__REQUIRED TASK__:
Each entry below should be echoed exactly, with pictures omitted.

__DATASET EXCERPTS__:
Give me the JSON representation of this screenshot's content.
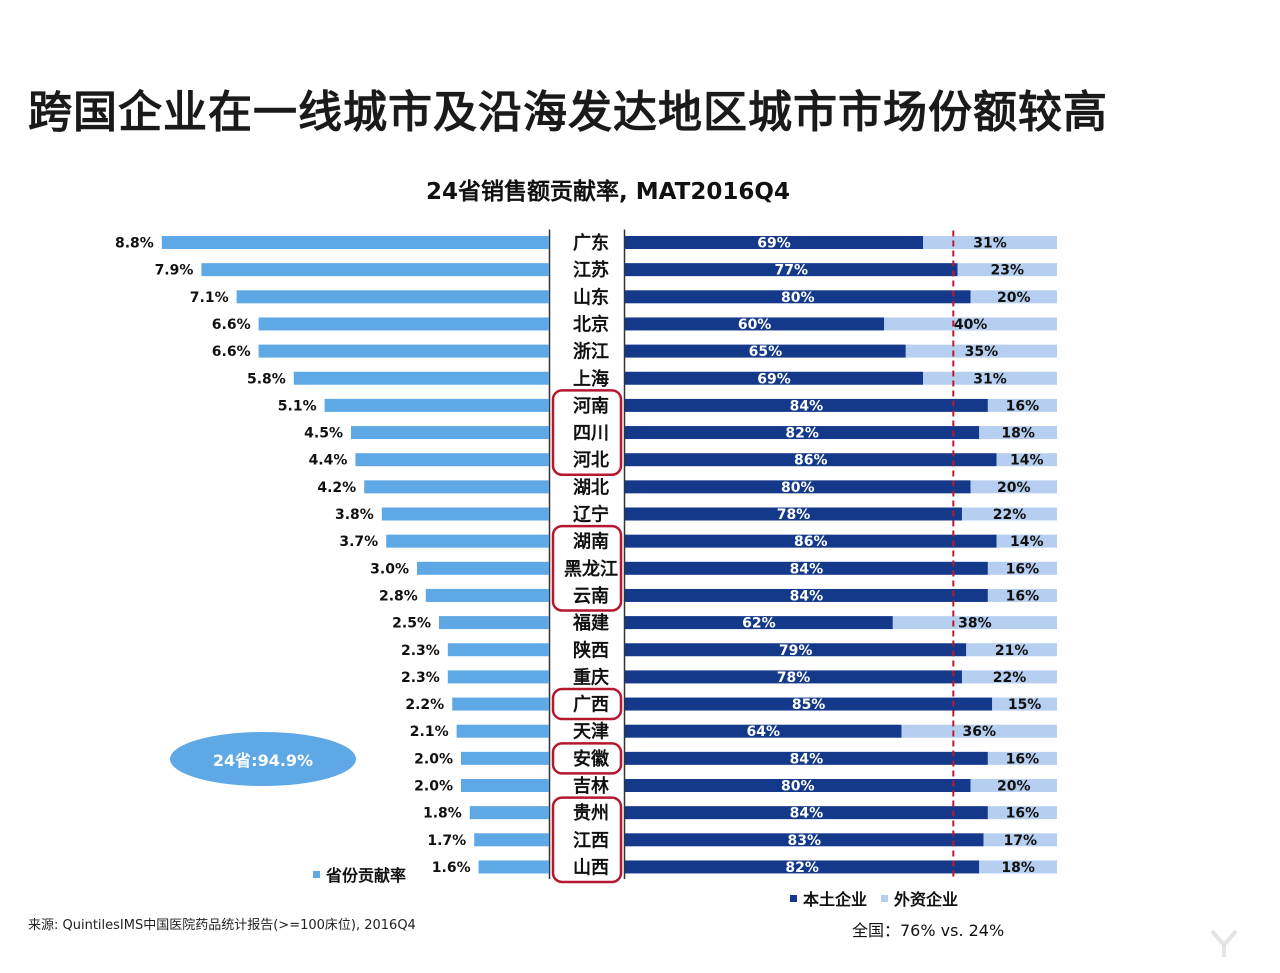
{
  "title": "跨国企业在一线城市及沿海发达地区城市市场份额较高",
  "chart_data": {
    "type": "bar",
    "title": "24省销售额贡献率, MAT2016Q4",
    "categories": [
      "广东",
      "江苏",
      "山东",
      "北京",
      "浙江",
      "上海",
      "河南",
      "四川",
      "河北",
      "湖北",
      "辽宁",
      "湖南",
      "黑龙江",
      "云南",
      "福建",
      "陕西",
      "重庆",
      "广西",
      "天津",
      "安徽",
      "吉林",
      "贵州",
      "江西",
      "山西"
    ],
    "series": [
      {
        "name": "省份贡献率",
        "values": [
          8.8,
          7.9,
          7.1,
          6.6,
          6.6,
          5.8,
          5.1,
          4.5,
          4.4,
          4.2,
          3.8,
          3.7,
          3.0,
          2.8,
          2.5,
          2.3,
          2.3,
          2.2,
          2.1,
          2.0,
          2.0,
          1.8,
          1.7,
          1.6
        ],
        "labels": [
          "8.8%",
          "7.9%",
          "7.1%",
          "6.6%",
          "6.6%",
          "5.8%",
          "5.1%",
          "4.5%",
          "4.4%",
          "4.2%",
          "3.8%",
          "3.7%",
          "3.0%",
          "2.8%",
          "2.5%",
          "2.3%",
          "2.3%",
          "2.2%",
          "2.1%",
          "2.0%",
          "2.0%",
          "1.8%",
          "1.7%",
          "1.6%"
        ],
        "color": "#5ea8e6"
      },
      {
        "name": "本土企业",
        "values": [
          69,
          77,
          80,
          60,
          65,
          69,
          84,
          82,
          86,
          80,
          78,
          86,
          84,
          84,
          62,
          79,
          78,
          85,
          64,
          84,
          80,
          84,
          83,
          82
        ],
        "labels": [
          "69%",
          "77%",
          "80%",
          "60%",
          "65%",
          "69%",
          "84%",
          "82%",
          "86%",
          "80%",
          "78%",
          "86%",
          "84%",
          "84%",
          "62%",
          "79%",
          "78%",
          "85%",
          "64%",
          "84%",
          "80%",
          "84%",
          "83%",
          "82%"
        ],
        "color": "#14398a"
      },
      {
        "name": "外资企业",
        "values": [
          31,
          23,
          20,
          40,
          35,
          31,
          16,
          18,
          14,
          20,
          22,
          14,
          16,
          16,
          38,
          21,
          22,
          15,
          36,
          16,
          20,
          16,
          17,
          18
        ],
        "labels": [
          "31%",
          "23%",
          "20%",
          "40%",
          "35%",
          "31%",
          "16%",
          "18%",
          "14%",
          "20%",
          "22%",
          "14%",
          "16%",
          "16%",
          "38%",
          "21%",
          "22%",
          "15%",
          "36%",
          "16%",
          "20%",
          "16%",
          "17%",
          "18%"
        ],
        "color": "#b6cff0"
      }
    ],
    "reference_line": {
      "value": 76,
      "color": "#c0182d",
      "style": "dashed"
    },
    "highlight_groups": [
      [
        "河南",
        "四川",
        "河北"
      ],
      [
        "湖南",
        "黑龙江",
        "云南"
      ],
      [
        "广西"
      ],
      [
        "安徽"
      ],
      [
        "贵州",
        "江西",
        "山西"
      ]
    ],
    "highlight_color": "#b5172e",
    "total_badge": {
      "text": "24省:94.9%",
      "color": "#5ea8e6"
    },
    "legend": {
      "left": [
        {
          "label": "省份贡献率",
          "color": "#5ea8e6"
        }
      ],
      "right": [
        {
          "label": "本土企业",
          "color": "#14398a"
        },
        {
          "label": "外资企业",
          "color": "#b6cff0"
        }
      ]
    },
    "grid": false
  },
  "footer": {
    "source": "来源: QuintilesIMS中国医院药品统计报告(>=100床位), 2016Q4",
    "national": "全国：76% vs. 24%"
  }
}
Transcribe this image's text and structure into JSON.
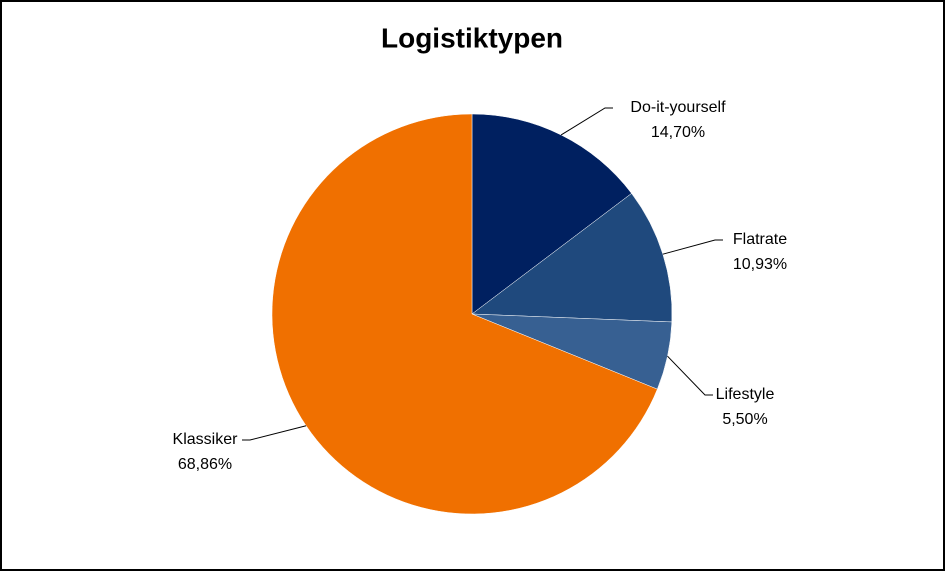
{
  "chart_data": {
    "type": "pie",
    "title": "Logistiktypen",
    "categories": [
      "Do-it-yourself",
      "Flatrate",
      "Lifestyle",
      "Klassiker"
    ],
    "values": [
      14.7,
      10.93,
      5.5,
      68.86
    ],
    "value_labels": [
      "14,70%",
      "10,93%",
      "5,50%",
      "68,86%"
    ],
    "colors": [
      "#002060",
      "#1f497d",
      "#376092",
      "#f07000"
    ]
  }
}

__RESULT BELOW__:
Give me the JSON representation of this screenshot's content.
{
  "title": "跨国企业在一线城市及沿海发达地区城市市场份额较高",
  "chart_data": {
    "type": "bar",
    "title": "24省销售额贡献率, MAT2016Q4",
    "categories": [
      "广东",
      "江苏",
      "山东",
      "北京",
      "浙江",
      "上海",
      "河南",
      "四川",
      "河北",
      "湖北",
      "辽宁",
      "湖南",
      "黑龙江",
      "云南",
      "福建",
      "陕西",
      "重庆",
      "广西",
      "天津",
      "安徽",
      "吉林",
      "贵州",
      "江西",
      "山西"
    ],
    "series": [
      {
        "name": "省份贡献率",
        "values": [
          8.8,
          7.9,
          7.1,
          6.6,
          6.6,
          5.8,
          5.1,
          4.5,
          4.4,
          4.2,
          3.8,
          3.7,
          3.0,
          2.8,
          2.5,
          2.3,
          2.3,
          2.2,
          2.1,
          2.0,
          2.0,
          1.8,
          1.7,
          1.6
        ],
        "labels": [
          "8.8%",
          "7.9%",
          "7.1%",
          "6.6%",
          "6.6%",
          "5.8%",
          "5.1%",
          "4.5%",
          "4.4%",
          "4.2%",
          "3.8%",
          "3.7%",
          "3.0%",
          "2.8%",
          "2.5%",
          "2.3%",
          "2.3%",
          "2.2%",
          "2.1%",
          "2.0%",
          "2.0%",
          "1.8%",
          "1.7%",
          "1.6%"
        ],
        "color": "#5ea8e6"
      },
      {
        "name": "本土企业",
        "values": [
          69,
          77,
          80,
          60,
          65,
          69,
          84,
          82,
          86,
          80,
          78,
          86,
          84,
          84,
          62,
          79,
          78,
          85,
          64,
          84,
          80,
          84,
          83,
          82
        ],
        "labels": [
          "69%",
          "77%",
          "80%",
          "60%",
          "65%",
          "69%",
          "84%",
          "82%",
          "86%",
          "80%",
          "78%",
          "86%",
          "84%",
          "84%",
          "62%",
          "79%",
          "78%",
          "85%",
          "64%",
          "84%",
          "80%",
          "84%",
          "83%",
          "82%"
        ],
        "color": "#14398a"
      },
      {
        "name": "外资企业",
        "values": [
          31,
          23,
          20,
          40,
          35,
          31,
          16,
          18,
          14,
          20,
          22,
          14,
          16,
          16,
          38,
          21,
          22,
          15,
          36,
          16,
          20,
          16,
          17,
          18
        ],
        "labels": [
          "31%",
          "23%",
          "20%",
          "40%",
          "35%",
          "31%",
          "16%",
          "18%",
          "14%",
          "20%",
          "22%",
          "14%",
          "16%",
          "16%",
          "38%",
          "21%",
          "22%",
          "15%",
          "36%",
          "16%",
          "20%",
          "16%",
          "17%",
          "18%"
        ],
        "color": "#b6cff0"
      }
    ],
    "reference_line": {
      "value": 76,
      "color": "#c0182d",
      "style": "dashed"
    },
    "highlight_groups": [
      [
        "河南",
        "四川",
        "河北"
      ],
      [
        "湖南",
        "黑龙江",
        "云南"
      ],
      [
        "广西"
      ],
      [
        "安徽"
      ],
      [
        "贵州",
        "江西",
        "山西"
      ]
    ],
    "highlight_color": "#b5172e",
    "total_badge": {
      "text": "24省:94.9%",
      "color": "#5ea8e6"
    },
    "legend": {
      "left": [
        {
          "label": "省份贡献率",
          "color": "#5ea8e6"
        }
      ],
      "right": [
        {
          "label": "本土企业",
          "color": "#14398a"
        },
        {
          "label": "外资企业",
          "color": "#b6cff0"
        }
      ]
    },
    "grid": false
  },
  "footer": {
    "source": "来源: QuintilesIMS中国医院药品统计报告(>=100床位), 2016Q4",
    "national": "全国：76% vs. 24%"
  }
}
Transcribe this image's text and structure into JSON.
{
  "chart_data": {
    "type": "pie",
    "title": "Logistiktypen",
    "categories": [
      "Do-it-yourself",
      "Flatrate",
      "Lifestyle",
      "Klassiker"
    ],
    "values": [
      14.7,
      10.93,
      5.5,
      68.86
    ],
    "value_labels": [
      "14,70%",
      "10,93%",
      "5,50%",
      "68,86%"
    ],
    "colors": [
      "#002060",
      "#1f497d",
      "#376092",
      "#f07000"
    ]
  }
}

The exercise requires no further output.